EXERCISE DETAILS:
Where does the string "icon" appear? Copy every line of the entries below that holds it.

____

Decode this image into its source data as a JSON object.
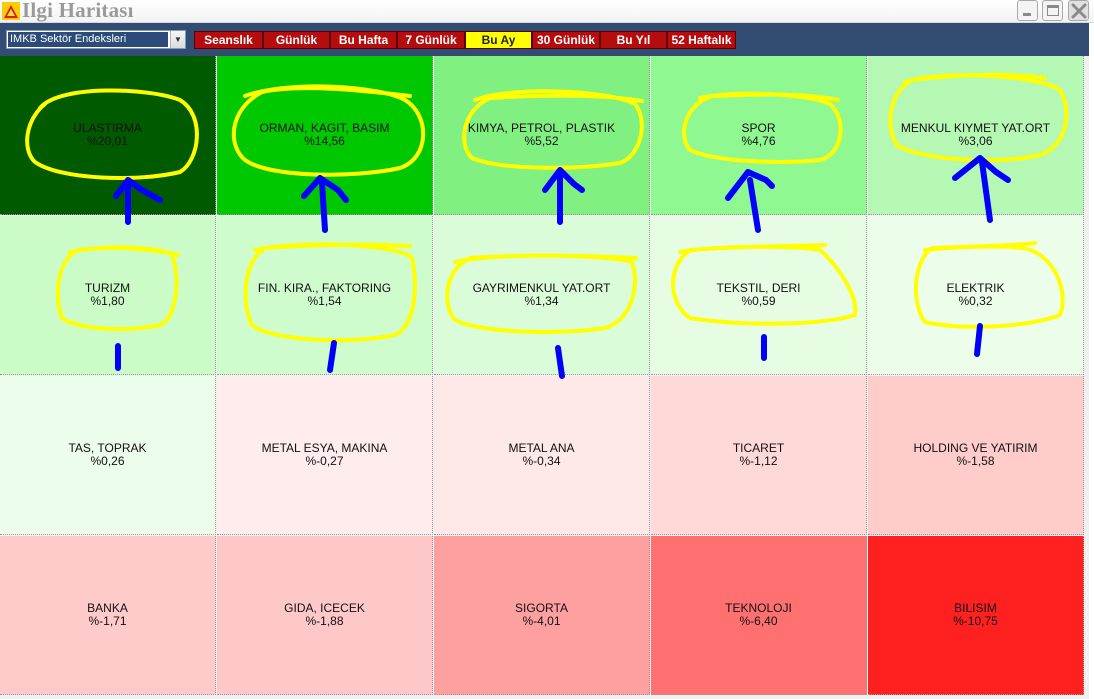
{
  "window": {
    "title": "Ilgi Haritası",
    "controls": [
      "minimize-icon",
      "maximize-icon",
      "close-icon"
    ]
  },
  "toolbar": {
    "index_select": {
      "value": "IMKB Sektör Endeksleri"
    },
    "periods": [
      "Seanslık",
      "Günlük",
      "Bu Hafta",
      "7 Günlük",
      "Bu Ay",
      "30 Günlük",
      "Bu Yıl",
      "52 Haftalık"
    ],
    "active_period": "Bu Ay"
  },
  "colors": {
    "toolbar_bg": "#324c74",
    "tab_bg": "#b50d0d",
    "tab_active_bg": "#ffff00",
    "annotation_circle": "#ffff00",
    "annotation_arrow": "#0000ff"
  },
  "heatmap": {
    "tiles": [
      {
        "name": "ULASTIRMA",
        "change": "%20,01",
        "color": "#005a00"
      },
      {
        "name": "ORMAN, KAGIT, BASIM",
        "change": "%14,56",
        "color": "#00c800"
      },
      {
        "name": "KIMYA, PETROL, PLASTIK",
        "change": "%5,52",
        "color": "#80f080"
      },
      {
        "name": "SPOR",
        "change": "%4,76",
        "color": "#90f890"
      },
      {
        "name": "MENKUL KIYMET YAT.ORT",
        "change": "%3,06",
        "color": "#b4f8b4"
      },
      {
        "name": "TURIZM",
        "change": "%1,80",
        "color": "#cbfcc8"
      },
      {
        "name": "FIN. KIRA., FAKTORING",
        "change": "%1,54",
        "color": "#cffccc"
      },
      {
        "name": "GAYRIMENKUL YAT.ORT",
        "change": "%1,34",
        "color": "#dafcd8"
      },
      {
        "name": "TEKSTIL, DERI",
        "change": "%0,59",
        "color": "#e6fde4"
      },
      {
        "name": "ELEKTRIK",
        "change": "%0,32",
        "color": "#ecfeea"
      },
      {
        "name": "TAS, TOPRAK",
        "change": "%0,26",
        "color": "#edfdec"
      },
      {
        "name": "METAL ESYA, MAKINA",
        "change": "%-0,27",
        "color": "#ffecec"
      },
      {
        "name": "METAL ANA",
        "change": "%-0,34",
        "color": "#ffe8e8"
      },
      {
        "name": "TICARET",
        "change": "%-1,12",
        "color": "#ffd8d8"
      },
      {
        "name": "HOLDING VE YATIRIM",
        "change": "%-1,58",
        "color": "#ffcccc"
      },
      {
        "name": "BANKA",
        "change": "%-1,71",
        "color": "#ffcaca"
      },
      {
        "name": "GIDA, ICECEK",
        "change": "%-1,88",
        "color": "#ffc8c8"
      },
      {
        "name": "SIGORTA",
        "change": "%-4,01",
        "color": "#ffa0a0"
      },
      {
        "name": "TEKNOLOJI",
        "change": "%-6,40",
        "color": "#ff7070"
      },
      {
        "name": "BILISIM",
        "change": "%-10,75",
        "color": "#ff2020"
      }
    ]
  }
}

____

TASK SOLUTION:
      "minimize-icon",
      "maximize-icon",
      "close-icon"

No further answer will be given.